### Data entries for graphics
□ □ □

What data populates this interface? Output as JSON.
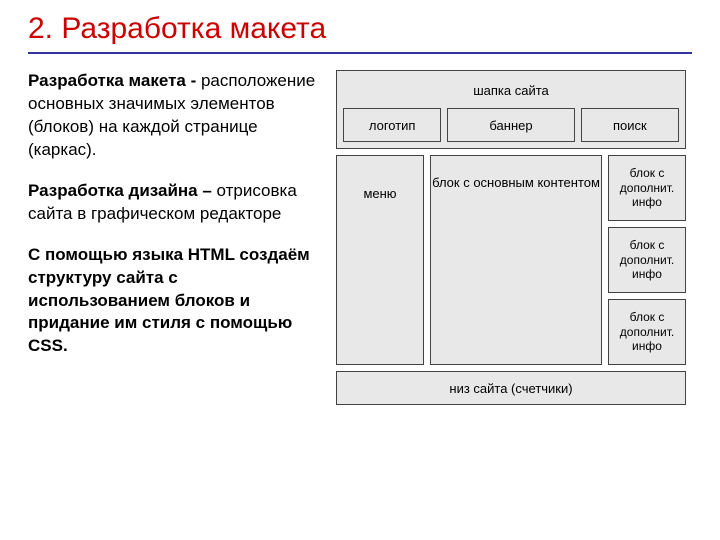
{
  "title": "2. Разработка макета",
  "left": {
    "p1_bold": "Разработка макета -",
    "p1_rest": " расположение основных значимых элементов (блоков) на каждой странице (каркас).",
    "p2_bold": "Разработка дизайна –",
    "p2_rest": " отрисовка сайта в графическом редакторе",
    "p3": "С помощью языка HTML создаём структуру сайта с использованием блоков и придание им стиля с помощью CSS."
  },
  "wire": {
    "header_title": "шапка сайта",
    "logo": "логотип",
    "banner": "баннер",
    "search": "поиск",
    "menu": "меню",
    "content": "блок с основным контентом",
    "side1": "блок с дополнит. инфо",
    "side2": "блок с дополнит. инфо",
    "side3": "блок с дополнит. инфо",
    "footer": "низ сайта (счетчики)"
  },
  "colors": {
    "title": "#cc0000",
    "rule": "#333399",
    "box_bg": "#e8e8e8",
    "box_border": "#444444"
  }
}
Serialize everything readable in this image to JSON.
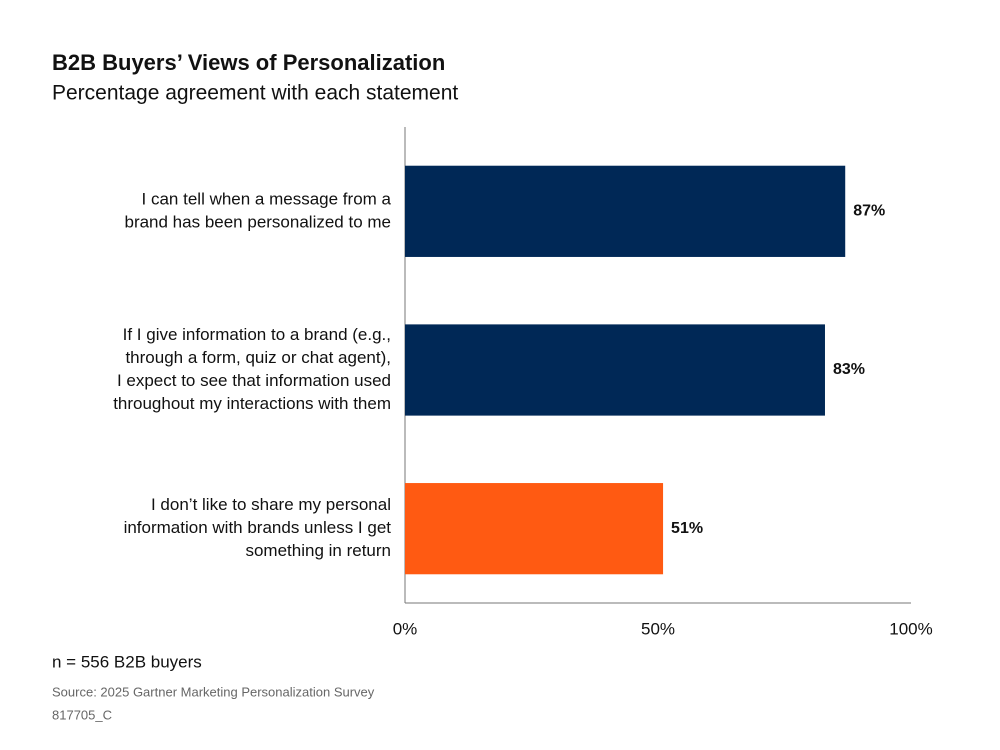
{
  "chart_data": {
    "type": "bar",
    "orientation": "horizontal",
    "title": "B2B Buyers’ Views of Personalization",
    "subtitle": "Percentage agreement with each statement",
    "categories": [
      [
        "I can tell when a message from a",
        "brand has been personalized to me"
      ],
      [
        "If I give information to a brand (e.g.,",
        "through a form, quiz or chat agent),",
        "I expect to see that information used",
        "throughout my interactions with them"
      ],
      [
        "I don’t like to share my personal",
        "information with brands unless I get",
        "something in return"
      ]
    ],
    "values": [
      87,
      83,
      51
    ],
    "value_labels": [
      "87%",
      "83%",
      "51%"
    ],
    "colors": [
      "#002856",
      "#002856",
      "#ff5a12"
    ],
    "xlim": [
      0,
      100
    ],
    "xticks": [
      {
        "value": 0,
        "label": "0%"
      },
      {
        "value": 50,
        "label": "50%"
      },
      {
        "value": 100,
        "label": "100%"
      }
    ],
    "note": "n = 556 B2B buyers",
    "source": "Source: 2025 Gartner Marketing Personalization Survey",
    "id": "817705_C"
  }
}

□ □ □

Can you quote exactly, and only, the lines from the one containing "Serialize everything readable" through the last line of the records above, keeping both ends and leaving out any pictures?

### Written solution
Serialize everything readable in this image to JSON.
{
  "chart_data": {
    "type": "bar",
    "orientation": "horizontal",
    "title": "B2B Buyers’ Views of Personalization",
    "subtitle": "Percentage agreement with each statement",
    "categories": [
      [
        "I can tell when a message from a",
        "brand has been personalized to me"
      ],
      [
        "If I give information to a brand (e.g.,",
        "through a form, quiz or chat agent),",
        "I expect to see that information used",
        "throughout my interactions with them"
      ],
      [
        "I don’t like to share my personal",
        "information with brands unless I get",
        "something in return"
      ]
    ],
    "values": [
      87,
      83,
      51
    ],
    "value_labels": [
      "87%",
      "83%",
      "51%"
    ],
    "colors": [
      "#002856",
      "#002856",
      "#ff5a12"
    ],
    "xlim": [
      0,
      100
    ],
    "xticks": [
      {
        "value": 0,
        "label": "0%"
      },
      {
        "value": 50,
        "label": "50%"
      },
      {
        "value": 100,
        "label": "100%"
      }
    ],
    "note": "n = 556 B2B buyers",
    "source": "Source: 2025 Gartner Marketing Personalization Survey",
    "id": "817705_C"
  }
}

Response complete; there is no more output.